THE PROBLEM:
Quote the lines verbatim, beginning at the line that contains "sub-bullet-time: Analyzes an" and stopping after the line that contains "bullet-sierra: SIERRA: the".

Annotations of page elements
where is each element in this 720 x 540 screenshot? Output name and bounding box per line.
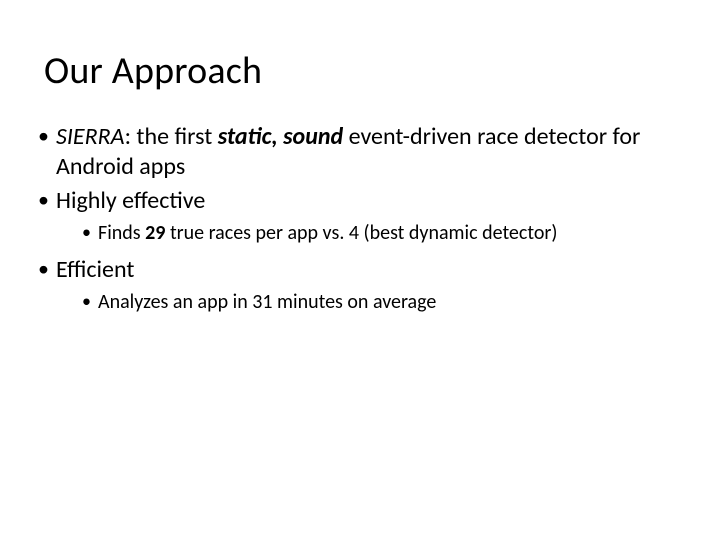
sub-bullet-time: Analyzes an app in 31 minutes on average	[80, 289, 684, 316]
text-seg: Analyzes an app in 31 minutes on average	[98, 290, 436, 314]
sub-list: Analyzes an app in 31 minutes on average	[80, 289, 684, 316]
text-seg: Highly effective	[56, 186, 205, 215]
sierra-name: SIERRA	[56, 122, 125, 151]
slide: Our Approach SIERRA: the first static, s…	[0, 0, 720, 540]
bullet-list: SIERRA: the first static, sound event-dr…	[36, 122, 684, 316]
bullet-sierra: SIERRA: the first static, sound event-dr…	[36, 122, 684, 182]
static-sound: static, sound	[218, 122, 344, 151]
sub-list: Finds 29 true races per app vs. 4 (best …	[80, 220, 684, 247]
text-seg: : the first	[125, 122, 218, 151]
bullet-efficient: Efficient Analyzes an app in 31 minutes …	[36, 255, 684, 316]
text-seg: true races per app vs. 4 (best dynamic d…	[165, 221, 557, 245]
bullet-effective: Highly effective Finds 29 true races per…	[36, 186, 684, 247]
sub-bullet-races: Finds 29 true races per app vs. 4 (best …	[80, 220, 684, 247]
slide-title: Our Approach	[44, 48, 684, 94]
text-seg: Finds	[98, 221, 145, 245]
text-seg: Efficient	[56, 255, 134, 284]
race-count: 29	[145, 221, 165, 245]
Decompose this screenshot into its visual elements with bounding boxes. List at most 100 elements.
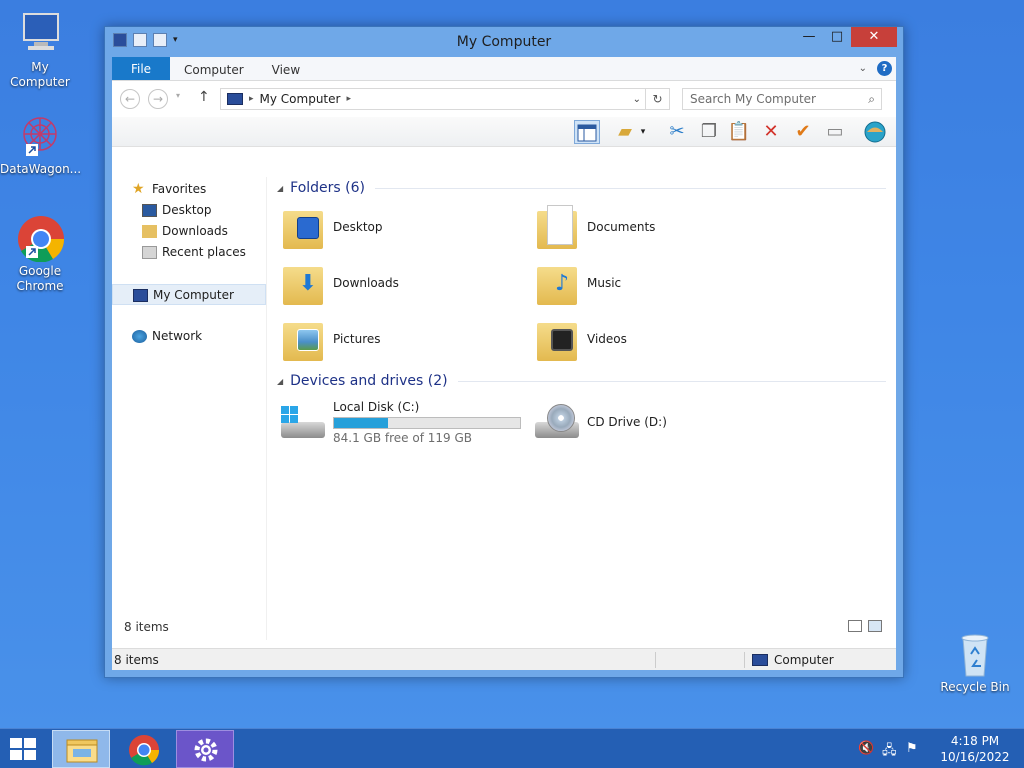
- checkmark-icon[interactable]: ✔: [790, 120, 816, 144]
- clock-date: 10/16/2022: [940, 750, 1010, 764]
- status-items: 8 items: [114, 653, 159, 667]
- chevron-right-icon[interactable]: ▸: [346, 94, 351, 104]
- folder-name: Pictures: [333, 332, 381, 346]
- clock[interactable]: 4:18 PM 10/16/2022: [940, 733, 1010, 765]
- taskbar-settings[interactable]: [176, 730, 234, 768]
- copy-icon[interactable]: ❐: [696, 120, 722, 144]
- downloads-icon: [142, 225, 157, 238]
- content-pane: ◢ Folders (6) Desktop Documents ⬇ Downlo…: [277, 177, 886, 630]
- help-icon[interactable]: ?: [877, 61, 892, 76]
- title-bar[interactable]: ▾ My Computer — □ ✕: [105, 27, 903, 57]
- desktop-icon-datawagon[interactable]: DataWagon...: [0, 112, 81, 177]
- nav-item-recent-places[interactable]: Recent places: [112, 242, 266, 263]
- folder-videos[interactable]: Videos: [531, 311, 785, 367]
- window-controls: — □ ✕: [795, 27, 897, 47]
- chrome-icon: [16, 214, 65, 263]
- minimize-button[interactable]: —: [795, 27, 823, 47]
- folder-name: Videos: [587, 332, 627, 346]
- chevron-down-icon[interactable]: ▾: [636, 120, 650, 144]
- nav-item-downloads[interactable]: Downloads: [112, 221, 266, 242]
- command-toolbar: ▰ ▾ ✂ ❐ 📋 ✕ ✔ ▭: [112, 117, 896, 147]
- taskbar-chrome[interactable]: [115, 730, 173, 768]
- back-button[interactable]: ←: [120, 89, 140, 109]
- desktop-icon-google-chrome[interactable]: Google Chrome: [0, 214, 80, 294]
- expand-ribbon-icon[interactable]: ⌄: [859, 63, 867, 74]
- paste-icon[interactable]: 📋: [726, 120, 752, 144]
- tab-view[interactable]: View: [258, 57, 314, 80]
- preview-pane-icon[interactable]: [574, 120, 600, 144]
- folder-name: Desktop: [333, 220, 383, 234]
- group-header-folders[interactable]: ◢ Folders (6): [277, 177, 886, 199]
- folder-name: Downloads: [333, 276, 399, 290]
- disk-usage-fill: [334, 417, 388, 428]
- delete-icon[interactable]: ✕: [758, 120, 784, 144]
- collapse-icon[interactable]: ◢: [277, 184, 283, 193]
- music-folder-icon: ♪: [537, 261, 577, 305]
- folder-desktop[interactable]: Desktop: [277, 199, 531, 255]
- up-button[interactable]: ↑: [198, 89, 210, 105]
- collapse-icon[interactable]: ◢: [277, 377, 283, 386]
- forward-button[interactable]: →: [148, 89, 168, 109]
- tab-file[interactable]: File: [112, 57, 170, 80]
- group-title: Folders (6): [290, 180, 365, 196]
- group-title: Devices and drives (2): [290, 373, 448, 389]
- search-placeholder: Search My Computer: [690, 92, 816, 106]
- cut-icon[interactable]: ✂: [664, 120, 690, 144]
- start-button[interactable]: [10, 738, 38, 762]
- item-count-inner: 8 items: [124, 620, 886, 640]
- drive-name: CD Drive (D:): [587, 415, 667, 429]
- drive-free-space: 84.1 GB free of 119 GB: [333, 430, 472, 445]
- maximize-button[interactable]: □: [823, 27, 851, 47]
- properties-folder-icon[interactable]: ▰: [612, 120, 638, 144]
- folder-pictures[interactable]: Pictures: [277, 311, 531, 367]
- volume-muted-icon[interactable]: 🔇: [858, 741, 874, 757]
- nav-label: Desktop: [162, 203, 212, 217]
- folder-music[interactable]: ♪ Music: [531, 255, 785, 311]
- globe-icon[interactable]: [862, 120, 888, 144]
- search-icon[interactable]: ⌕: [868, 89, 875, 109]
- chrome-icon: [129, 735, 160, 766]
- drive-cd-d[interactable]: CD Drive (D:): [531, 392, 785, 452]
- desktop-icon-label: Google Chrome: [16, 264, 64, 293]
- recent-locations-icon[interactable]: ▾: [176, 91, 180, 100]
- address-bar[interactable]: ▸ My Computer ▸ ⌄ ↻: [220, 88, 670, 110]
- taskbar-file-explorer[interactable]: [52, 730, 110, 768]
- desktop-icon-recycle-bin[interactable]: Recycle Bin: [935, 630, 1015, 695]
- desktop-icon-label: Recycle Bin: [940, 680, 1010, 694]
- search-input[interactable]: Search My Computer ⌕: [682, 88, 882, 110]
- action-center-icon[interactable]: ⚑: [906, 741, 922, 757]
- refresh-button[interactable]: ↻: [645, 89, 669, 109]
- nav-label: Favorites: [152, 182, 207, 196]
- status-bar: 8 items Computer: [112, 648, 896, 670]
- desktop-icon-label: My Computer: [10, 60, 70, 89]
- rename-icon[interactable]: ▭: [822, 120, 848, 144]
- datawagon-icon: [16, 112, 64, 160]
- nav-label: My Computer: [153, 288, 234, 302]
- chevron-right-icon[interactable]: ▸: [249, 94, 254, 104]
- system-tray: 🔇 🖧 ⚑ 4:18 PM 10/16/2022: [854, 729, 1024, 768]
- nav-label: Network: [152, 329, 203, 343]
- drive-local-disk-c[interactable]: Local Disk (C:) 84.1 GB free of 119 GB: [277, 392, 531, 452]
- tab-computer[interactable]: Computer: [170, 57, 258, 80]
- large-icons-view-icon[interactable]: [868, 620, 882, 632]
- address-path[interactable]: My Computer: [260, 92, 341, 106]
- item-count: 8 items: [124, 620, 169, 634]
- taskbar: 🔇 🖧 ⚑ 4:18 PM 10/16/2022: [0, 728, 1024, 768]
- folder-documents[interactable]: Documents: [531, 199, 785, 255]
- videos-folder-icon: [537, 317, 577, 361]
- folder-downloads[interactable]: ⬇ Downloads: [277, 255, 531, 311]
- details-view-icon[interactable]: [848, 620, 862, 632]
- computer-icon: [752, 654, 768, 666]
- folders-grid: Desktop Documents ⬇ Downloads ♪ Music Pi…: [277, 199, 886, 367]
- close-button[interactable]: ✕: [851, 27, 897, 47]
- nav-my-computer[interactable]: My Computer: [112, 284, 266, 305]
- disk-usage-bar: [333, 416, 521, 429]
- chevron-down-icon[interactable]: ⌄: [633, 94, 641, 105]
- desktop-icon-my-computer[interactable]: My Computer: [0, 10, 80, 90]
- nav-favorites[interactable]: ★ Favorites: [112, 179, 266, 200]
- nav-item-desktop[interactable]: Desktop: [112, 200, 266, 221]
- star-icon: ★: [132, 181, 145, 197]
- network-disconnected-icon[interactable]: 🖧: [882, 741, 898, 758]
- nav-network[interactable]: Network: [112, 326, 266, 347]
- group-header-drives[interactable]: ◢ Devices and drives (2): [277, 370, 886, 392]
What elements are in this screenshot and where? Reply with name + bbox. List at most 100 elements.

RESULT OF THE TASK:
sub-bullet-time: Analyzes an app in 31 minutes on average	[80, 289, 684, 316]
text-seg: Analyzes an app in 31 minutes on average	[98, 290, 436, 314]
sub-list: Analyzes an app in 31 minutes on average	[80, 289, 684, 316]
text-seg: Highly effective	[56, 186, 205, 215]
sierra-name: SIERRA	[56, 122, 125, 151]
slide: Our Approach SIERRA: the first static, s…	[0, 0, 720, 540]
bullet-list: SIERRA: the first static, sound event-dr…	[36, 122, 684, 316]
bullet-sierra: SIERRA: the first static, sound event-dr…	[36, 122, 684, 182]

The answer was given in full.